#### WHAT TO DO
Exclude images, then output the remaining data verbatim.

#### GIVEN RECORDS

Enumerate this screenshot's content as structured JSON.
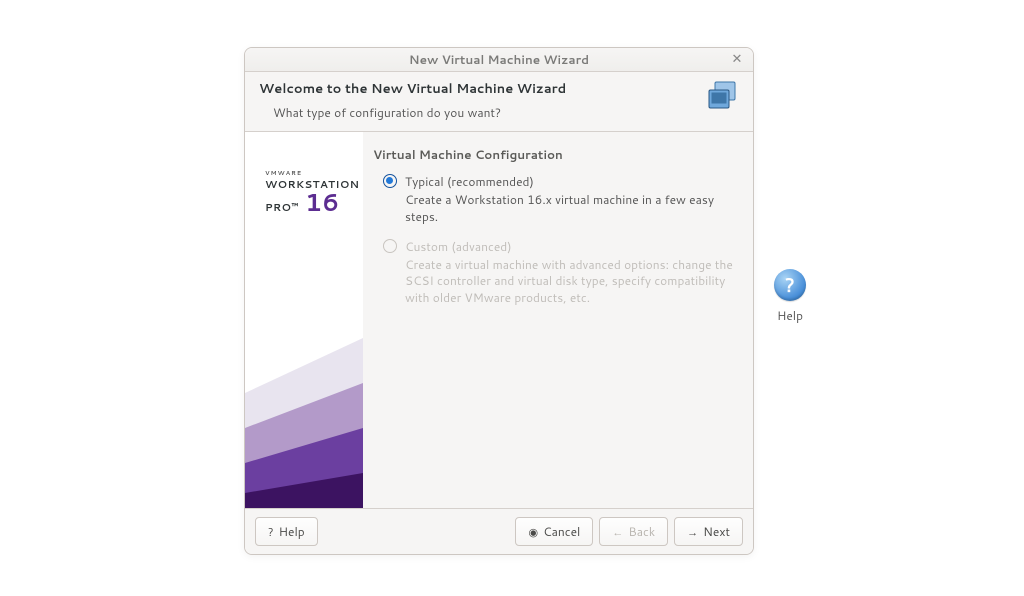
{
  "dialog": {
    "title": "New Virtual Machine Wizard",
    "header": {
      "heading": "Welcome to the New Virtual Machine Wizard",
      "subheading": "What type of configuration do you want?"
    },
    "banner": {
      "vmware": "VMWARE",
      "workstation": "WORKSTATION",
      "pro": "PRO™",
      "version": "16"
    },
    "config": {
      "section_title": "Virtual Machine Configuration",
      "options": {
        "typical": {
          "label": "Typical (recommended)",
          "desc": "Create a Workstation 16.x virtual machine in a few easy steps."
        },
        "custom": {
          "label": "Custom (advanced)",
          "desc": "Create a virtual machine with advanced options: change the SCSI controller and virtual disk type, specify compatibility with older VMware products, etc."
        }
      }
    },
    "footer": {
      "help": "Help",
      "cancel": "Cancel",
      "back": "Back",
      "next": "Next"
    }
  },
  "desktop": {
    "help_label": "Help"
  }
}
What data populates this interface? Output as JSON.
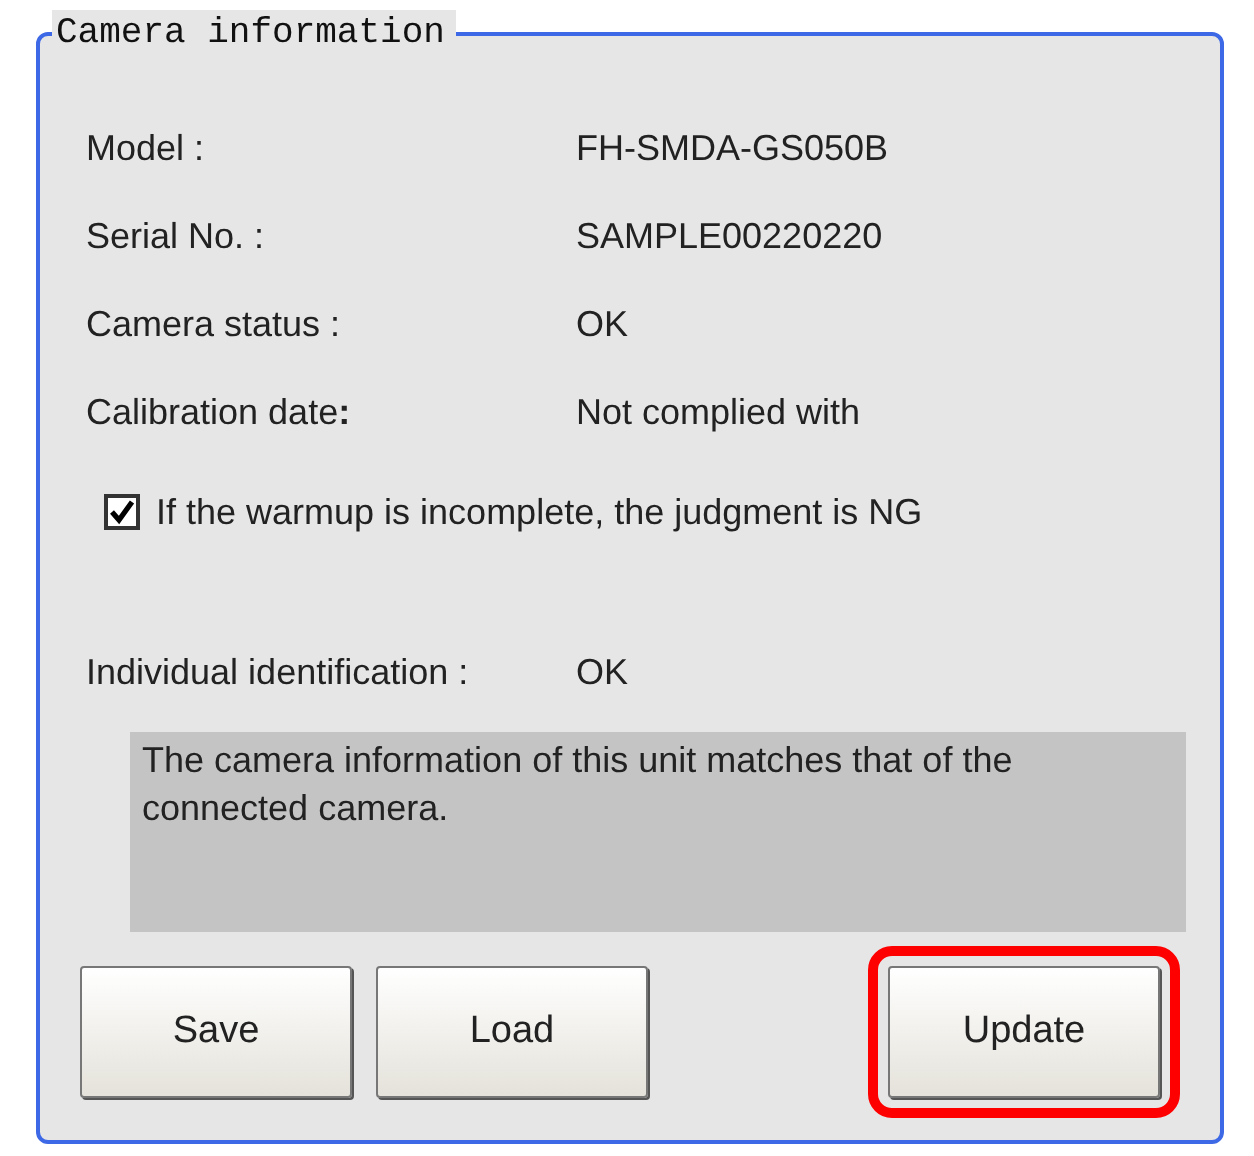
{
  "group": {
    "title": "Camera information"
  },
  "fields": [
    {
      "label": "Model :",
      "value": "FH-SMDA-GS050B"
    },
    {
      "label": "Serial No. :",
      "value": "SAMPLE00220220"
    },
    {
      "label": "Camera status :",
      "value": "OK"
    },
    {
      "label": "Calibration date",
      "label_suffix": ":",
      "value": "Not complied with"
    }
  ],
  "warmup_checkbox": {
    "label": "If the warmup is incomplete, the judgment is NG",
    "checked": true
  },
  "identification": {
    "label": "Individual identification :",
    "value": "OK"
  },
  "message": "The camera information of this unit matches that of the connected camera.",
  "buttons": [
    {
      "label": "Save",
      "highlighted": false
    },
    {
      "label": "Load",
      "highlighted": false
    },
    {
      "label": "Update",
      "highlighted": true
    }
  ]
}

#### SOLUTION TO THE EXERCISE
Enumerate this screenshot's content as structured JSON.
{
  "dialog": {
    "title": "New Virtual Machine Wizard",
    "header": {
      "heading": "Welcome to the New Virtual Machine Wizard",
      "subheading": "What type of configuration do you want?"
    },
    "banner": {
      "vmware": "VMWARE",
      "workstation": "WORKSTATION",
      "pro": "PRO™",
      "version": "16"
    },
    "config": {
      "section_title": "Virtual Machine Configuration",
      "options": {
        "typical": {
          "label": "Typical (recommended)",
          "desc": "Create a Workstation 16.x virtual machine in a few easy steps."
        },
        "custom": {
          "label": "Custom (advanced)",
          "desc": "Create a virtual machine with advanced options: change the SCSI controller and virtual disk type, specify compatibility with older VMware products, etc."
        }
      }
    },
    "footer": {
      "help": "Help",
      "cancel": "Cancel",
      "back": "Back",
      "next": "Next"
    }
  },
  "desktop": {
    "help_label": "Help"
  }
}
What data populates this interface? Output as JSON.
{
  "group": {
    "title": "Camera information"
  },
  "fields": [
    {
      "label": "Model :",
      "value": "FH-SMDA-GS050B"
    },
    {
      "label": "Serial No. :",
      "value": "SAMPLE00220220"
    },
    {
      "label": "Camera status :",
      "value": "OK"
    },
    {
      "label": "Calibration date",
      "label_suffix": ":",
      "value": "Not complied with"
    }
  ],
  "warmup_checkbox": {
    "label": "If the warmup is incomplete, the judgment is NG",
    "checked": true
  },
  "identification": {
    "label": "Individual identification :",
    "value": "OK"
  },
  "message": "The camera information of this unit matches that of the connected camera.",
  "buttons": [
    {
      "label": "Save",
      "highlighted": false
    },
    {
      "label": "Load",
      "highlighted": false
    },
    {
      "label": "Update",
      "highlighted": true
    }
  ]
}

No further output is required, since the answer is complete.